§ **Problem requirements**: Extract every record, exactly as written, and ignore the pictures.

§ **Exercise data**:
##############################

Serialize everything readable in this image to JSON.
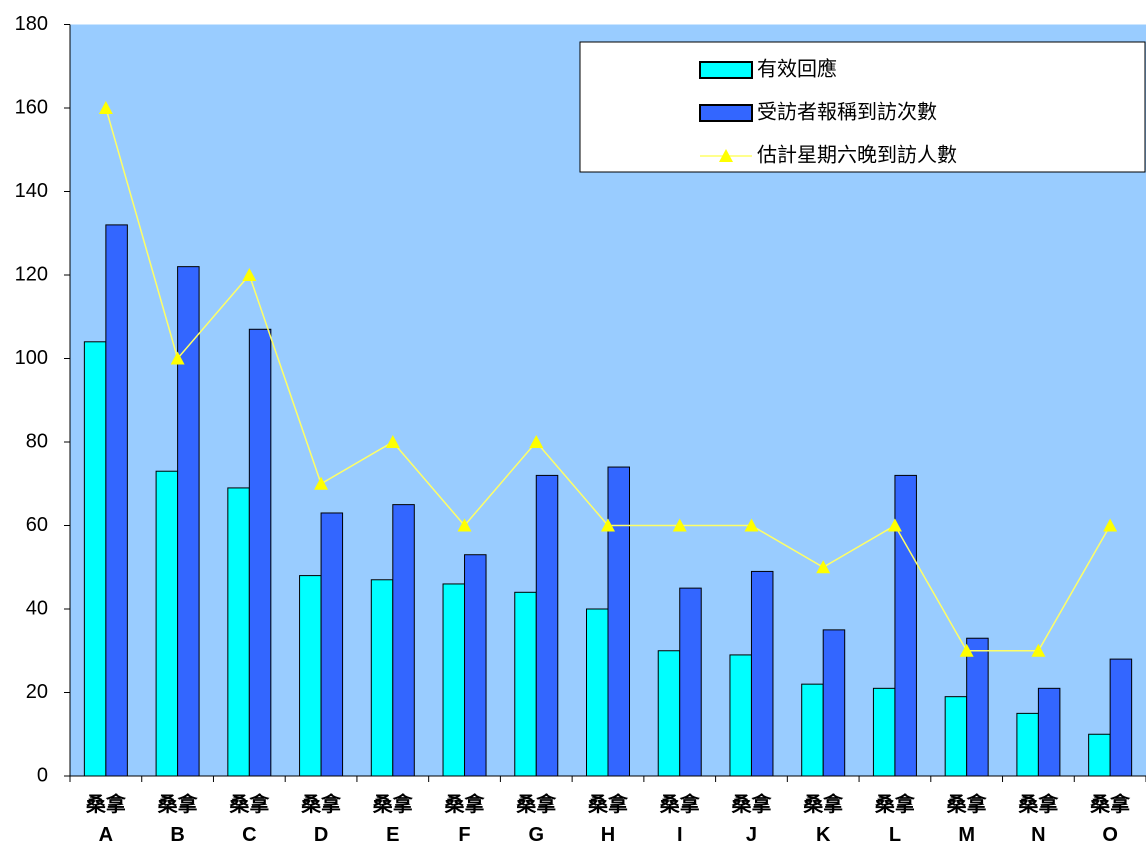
{
  "chart_data": {
    "type": "bar",
    "categories": [
      "桑拿\nA",
      "桑拿\nB",
      "桑拿\nC",
      "桑拿\nD",
      "桑拿\nE",
      "桑拿\nF",
      "桑拿\nG",
      "桑拿\nH",
      "桑拿\nI",
      "桑拿\nJ",
      "桑拿\nK",
      "桑拿\nL",
      "桑拿\nM",
      "桑拿\nN",
      "桑拿\nO"
    ],
    "series": [
      {
        "name": "有效回應",
        "type": "bar",
        "color": "#00ffff",
        "values": [
          104,
          73,
          69,
          48,
          47,
          46,
          44,
          40,
          30,
          29,
          22,
          21,
          19,
          15,
          10
        ]
      },
      {
        "name": "受訪者報稱到訪次數",
        "type": "bar",
        "color": "#3366ff",
        "values": [
          132,
          122,
          107,
          63,
          65,
          53,
          72,
          74,
          45,
          49,
          35,
          72,
          33,
          21,
          28
        ]
      },
      {
        "name": "估計星期六晚到訪人數",
        "type": "line",
        "color": "#ffff00",
        "values": [
          160,
          100,
          120,
          70,
          80,
          60,
          80,
          60,
          60,
          60,
          50,
          60,
          30,
          30,
          60
        ]
      }
    ],
    "ylim": [
      0,
      180
    ],
    "yticks": [
      0,
      20,
      40,
      60,
      80,
      100,
      120,
      140,
      160,
      180
    ],
    "legend": "top-right",
    "background": "#99ccff"
  }
}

##############################

§ **Exercise output**:
Serialize everything readable in this image to JSON.
{
  "chart_data": {
    "type": "bar",
    "categories": [
      "桑拿\nA",
      "桑拿\nB",
      "桑拿\nC",
      "桑拿\nD",
      "桑拿\nE",
      "桑拿\nF",
      "桑拿\nG",
      "桑拿\nH",
      "桑拿\nI",
      "桑拿\nJ",
      "桑拿\nK",
      "桑拿\nL",
      "桑拿\nM",
      "桑拿\nN",
      "桑拿\nO"
    ],
    "series": [
      {
        "name": "有效回應",
        "type": "bar",
        "color": "#00ffff",
        "values": [
          104,
          73,
          69,
          48,
          47,
          46,
          44,
          40,
          30,
          29,
          22,
          21,
          19,
          15,
          10
        ]
      },
      {
        "name": "受訪者報稱到訪次數",
        "type": "bar",
        "color": "#3366ff",
        "values": [
          132,
          122,
          107,
          63,
          65,
          53,
          72,
          74,
          45,
          49,
          35,
          72,
          33,
          21,
          28
        ]
      },
      {
        "name": "估計星期六晚到訪人數",
        "type": "line",
        "color": "#ffff00",
        "values": [
          160,
          100,
          120,
          70,
          80,
          60,
          80,
          60,
          60,
          60,
          50,
          60,
          30,
          30,
          60
        ]
      }
    ],
    "ylim": [
      0,
      180
    ],
    "yticks": [
      0,
      20,
      40,
      60,
      80,
      100,
      120,
      140,
      160,
      180
    ],
    "legend": "top-right",
    "background": "#99ccff"
  }
}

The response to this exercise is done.